The exercise: Which lines in the material below contain the word "snippet"? Copy each of them.

Extracted data entries:
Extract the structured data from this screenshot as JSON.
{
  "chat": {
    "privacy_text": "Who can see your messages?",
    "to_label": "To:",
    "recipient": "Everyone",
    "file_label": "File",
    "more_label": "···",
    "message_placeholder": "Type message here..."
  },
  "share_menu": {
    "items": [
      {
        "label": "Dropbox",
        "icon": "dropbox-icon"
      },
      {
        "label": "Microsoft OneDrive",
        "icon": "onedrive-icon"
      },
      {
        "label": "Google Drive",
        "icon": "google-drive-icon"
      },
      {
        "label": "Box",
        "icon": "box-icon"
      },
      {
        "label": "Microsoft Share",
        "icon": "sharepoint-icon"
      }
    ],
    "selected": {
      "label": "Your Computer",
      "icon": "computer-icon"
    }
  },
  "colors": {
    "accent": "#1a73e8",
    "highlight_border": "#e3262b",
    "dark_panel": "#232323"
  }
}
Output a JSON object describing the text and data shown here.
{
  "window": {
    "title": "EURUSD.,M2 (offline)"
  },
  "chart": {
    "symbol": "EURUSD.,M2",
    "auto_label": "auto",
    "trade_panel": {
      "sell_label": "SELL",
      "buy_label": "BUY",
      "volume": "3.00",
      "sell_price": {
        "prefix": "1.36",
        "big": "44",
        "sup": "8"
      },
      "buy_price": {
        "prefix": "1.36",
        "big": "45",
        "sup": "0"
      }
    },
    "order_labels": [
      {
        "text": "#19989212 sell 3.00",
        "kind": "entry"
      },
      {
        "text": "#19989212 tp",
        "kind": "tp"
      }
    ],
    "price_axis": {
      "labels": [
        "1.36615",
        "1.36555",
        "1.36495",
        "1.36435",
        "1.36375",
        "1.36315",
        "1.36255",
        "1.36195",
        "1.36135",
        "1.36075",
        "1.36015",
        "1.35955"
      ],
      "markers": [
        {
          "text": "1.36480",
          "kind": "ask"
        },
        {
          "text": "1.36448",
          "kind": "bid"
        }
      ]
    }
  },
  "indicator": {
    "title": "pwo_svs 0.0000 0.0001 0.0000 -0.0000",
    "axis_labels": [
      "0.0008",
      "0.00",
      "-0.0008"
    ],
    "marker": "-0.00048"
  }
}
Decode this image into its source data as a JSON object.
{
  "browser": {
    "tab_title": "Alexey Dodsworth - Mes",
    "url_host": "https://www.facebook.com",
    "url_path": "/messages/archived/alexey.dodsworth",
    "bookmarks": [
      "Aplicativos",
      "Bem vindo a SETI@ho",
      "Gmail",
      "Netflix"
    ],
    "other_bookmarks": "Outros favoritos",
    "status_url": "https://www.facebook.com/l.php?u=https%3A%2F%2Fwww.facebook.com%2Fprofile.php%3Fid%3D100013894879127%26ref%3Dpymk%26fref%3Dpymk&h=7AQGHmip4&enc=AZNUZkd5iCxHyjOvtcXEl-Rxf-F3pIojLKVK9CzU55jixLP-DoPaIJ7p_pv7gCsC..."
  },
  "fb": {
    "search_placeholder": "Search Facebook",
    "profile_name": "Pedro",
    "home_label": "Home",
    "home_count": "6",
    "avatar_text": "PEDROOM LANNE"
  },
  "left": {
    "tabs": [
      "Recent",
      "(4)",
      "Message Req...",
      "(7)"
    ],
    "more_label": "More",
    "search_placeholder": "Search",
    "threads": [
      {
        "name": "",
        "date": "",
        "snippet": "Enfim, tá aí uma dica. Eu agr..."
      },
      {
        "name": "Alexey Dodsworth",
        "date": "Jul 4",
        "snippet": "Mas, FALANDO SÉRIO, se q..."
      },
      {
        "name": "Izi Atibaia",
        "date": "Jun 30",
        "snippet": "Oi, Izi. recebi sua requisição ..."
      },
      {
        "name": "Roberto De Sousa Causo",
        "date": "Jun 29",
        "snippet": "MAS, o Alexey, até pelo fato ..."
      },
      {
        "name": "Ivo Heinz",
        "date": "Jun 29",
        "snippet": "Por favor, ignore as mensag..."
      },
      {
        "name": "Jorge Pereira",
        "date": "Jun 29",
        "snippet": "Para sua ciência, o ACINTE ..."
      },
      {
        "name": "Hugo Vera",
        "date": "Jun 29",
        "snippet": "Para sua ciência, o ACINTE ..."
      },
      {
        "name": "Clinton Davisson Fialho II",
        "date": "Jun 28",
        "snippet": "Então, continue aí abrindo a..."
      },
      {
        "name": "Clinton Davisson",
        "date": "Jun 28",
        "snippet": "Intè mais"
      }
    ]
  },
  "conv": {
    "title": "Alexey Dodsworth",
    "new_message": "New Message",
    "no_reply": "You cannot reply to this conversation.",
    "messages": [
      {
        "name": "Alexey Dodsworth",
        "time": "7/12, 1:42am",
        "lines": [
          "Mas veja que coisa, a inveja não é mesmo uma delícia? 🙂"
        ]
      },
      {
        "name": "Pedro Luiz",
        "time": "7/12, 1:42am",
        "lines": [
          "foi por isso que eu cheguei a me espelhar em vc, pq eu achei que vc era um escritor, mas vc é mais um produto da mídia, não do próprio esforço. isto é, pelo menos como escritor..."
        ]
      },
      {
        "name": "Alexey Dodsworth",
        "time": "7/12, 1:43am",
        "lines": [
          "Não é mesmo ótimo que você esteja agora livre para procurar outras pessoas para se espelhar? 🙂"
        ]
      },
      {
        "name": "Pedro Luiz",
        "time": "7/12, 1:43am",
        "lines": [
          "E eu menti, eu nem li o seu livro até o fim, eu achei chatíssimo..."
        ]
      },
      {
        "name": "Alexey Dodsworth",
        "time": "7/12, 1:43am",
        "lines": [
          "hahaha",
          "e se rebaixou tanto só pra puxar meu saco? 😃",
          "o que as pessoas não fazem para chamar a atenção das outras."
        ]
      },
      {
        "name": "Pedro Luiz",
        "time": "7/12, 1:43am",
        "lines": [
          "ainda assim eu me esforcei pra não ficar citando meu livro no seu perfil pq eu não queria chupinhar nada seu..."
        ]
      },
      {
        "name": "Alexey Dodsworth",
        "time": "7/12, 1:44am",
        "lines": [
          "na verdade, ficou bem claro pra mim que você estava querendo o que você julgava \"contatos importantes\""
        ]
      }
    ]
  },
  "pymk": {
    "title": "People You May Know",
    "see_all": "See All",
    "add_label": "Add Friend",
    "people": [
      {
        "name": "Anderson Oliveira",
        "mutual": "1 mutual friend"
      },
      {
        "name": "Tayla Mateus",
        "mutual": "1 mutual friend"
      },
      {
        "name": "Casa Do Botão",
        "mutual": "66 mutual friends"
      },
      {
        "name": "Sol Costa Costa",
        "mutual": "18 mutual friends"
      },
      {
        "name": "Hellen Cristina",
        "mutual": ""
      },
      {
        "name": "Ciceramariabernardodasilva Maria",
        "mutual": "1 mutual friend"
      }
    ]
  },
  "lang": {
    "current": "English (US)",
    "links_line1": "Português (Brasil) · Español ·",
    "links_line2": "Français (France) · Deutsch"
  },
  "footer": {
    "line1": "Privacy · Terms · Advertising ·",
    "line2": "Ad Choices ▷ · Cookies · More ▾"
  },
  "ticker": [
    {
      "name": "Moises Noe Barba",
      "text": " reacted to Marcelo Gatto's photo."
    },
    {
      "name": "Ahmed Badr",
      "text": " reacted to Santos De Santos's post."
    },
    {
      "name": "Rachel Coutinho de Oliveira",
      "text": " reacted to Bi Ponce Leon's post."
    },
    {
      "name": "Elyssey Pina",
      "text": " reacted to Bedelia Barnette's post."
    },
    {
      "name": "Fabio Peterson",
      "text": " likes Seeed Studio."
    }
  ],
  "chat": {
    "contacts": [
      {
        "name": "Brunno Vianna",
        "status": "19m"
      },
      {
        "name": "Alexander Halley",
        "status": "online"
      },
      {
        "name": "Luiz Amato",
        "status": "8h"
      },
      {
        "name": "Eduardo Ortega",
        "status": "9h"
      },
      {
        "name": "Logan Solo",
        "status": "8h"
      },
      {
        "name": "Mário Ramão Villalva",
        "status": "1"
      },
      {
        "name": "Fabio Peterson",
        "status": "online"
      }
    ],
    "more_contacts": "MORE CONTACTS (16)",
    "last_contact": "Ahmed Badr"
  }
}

Answer below:
        "snippet": "Enfim, tá aí uma dica. Eu agr..."
        "snippet": "Mas, FALANDO SÉRIO, se q..."
        "snippet": "Oi, Izi. recebi sua requisição ..."
        "snippet": "MAS, o Alexey, até pelo fato ..."
        "snippet": "Por favor, ignore as mensag..."
        "snippet": "Para sua ciência, o ACINTE ..."
        "snippet": "Para sua ciência, o ACINTE ..."
        "snippet": "Então, continue aí abrindo a..."
        "snippet": "Intè mais"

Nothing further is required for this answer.